- Data lines -

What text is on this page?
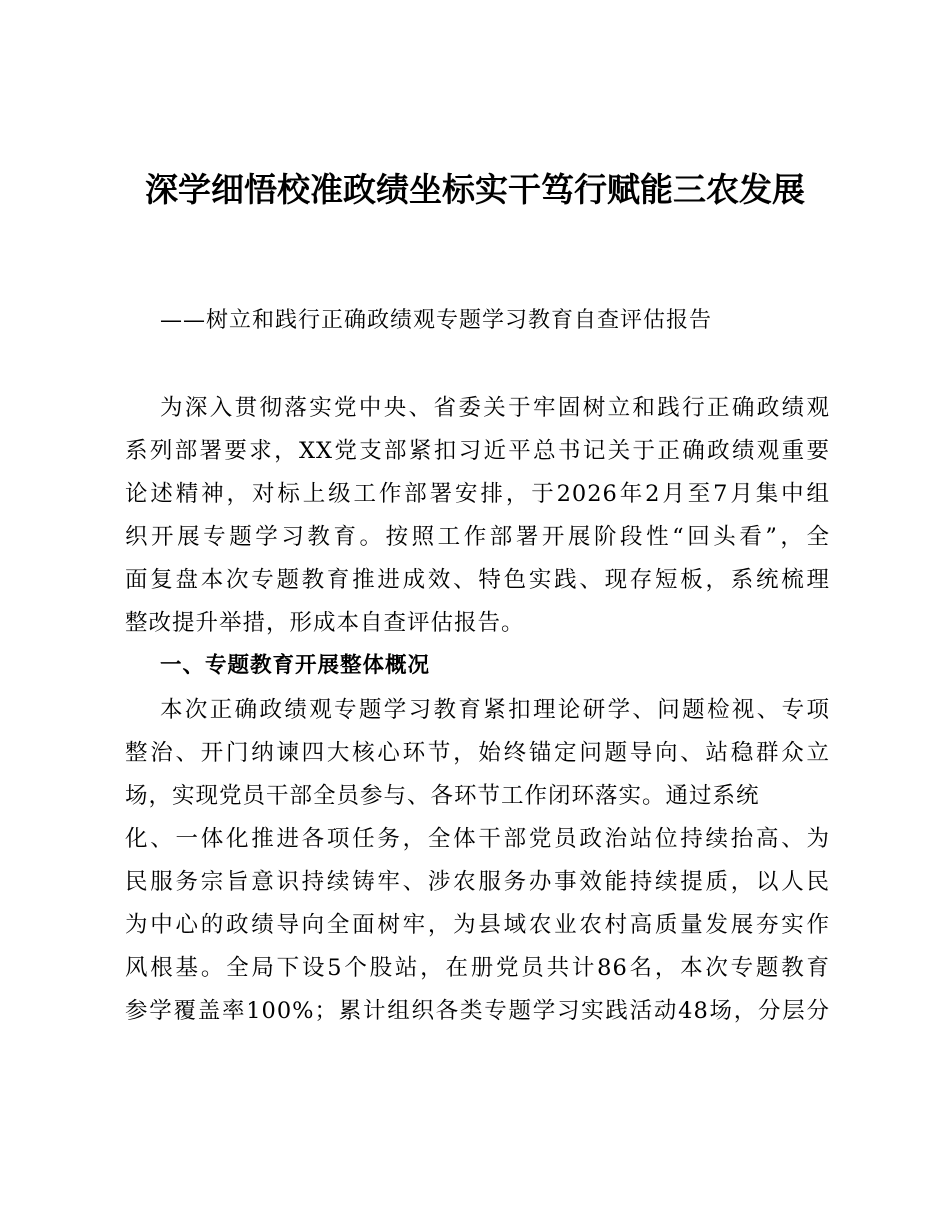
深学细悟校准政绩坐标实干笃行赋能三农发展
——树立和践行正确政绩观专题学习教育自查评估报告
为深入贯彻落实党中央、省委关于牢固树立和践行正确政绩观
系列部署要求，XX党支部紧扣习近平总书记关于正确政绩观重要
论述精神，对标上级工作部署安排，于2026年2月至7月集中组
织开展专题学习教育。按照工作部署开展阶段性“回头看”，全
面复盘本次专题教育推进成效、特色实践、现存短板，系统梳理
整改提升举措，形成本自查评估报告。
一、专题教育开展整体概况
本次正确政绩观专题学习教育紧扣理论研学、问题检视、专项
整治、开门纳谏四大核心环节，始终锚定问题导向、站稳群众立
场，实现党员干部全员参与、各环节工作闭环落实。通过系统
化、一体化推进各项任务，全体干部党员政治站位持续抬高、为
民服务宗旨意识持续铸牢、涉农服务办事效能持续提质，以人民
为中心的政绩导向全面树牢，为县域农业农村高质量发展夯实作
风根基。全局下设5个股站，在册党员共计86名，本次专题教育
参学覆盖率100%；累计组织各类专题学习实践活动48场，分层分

- What is asked -
From the material above, copy everything exactly but the pictures.

- Finished answer -
What text is on this page?
深学细悟校准政绩坐标实干笃行赋能三农发展
——树立和践行正确政绩观专题学习教育自查评估报告
为深入贯彻落实党中央、省委关于牢固树立和践行正确政绩观
系列部署要求，XX党支部紧扣习近平总书记关于正确政绩观重要
论述精神，对标上级工作部署安排，于2026年2月至7月集中组
织开展专题学习教育。按照工作部署开展阶段性“回头看”，全
面复盘本次专题教育推进成效、特色实践、现存短板，系统梳理
整改提升举措，形成本自查评估报告。
一、专题教育开展整体概况
本次正确政绩观专题学习教育紧扣理论研学、问题检视、专项
整治、开门纳谏四大核心环节，始终锚定问题导向、站稳群众立
场，实现党员干部全员参与、各环节工作闭环落实。通过系统
化、一体化推进各项任务，全体干部党员政治站位持续抬高、为
民服务宗旨意识持续铸牢、涉农服务办事效能持续提质，以人民
为中心的政绩导向全面树牢，为县域农业农村高质量发展夯实作
风根基。全局下设5个股站，在册党员共计86名，本次专题教育
参学覆盖率100%；累计组织各类专题学习实践活动48场，分层分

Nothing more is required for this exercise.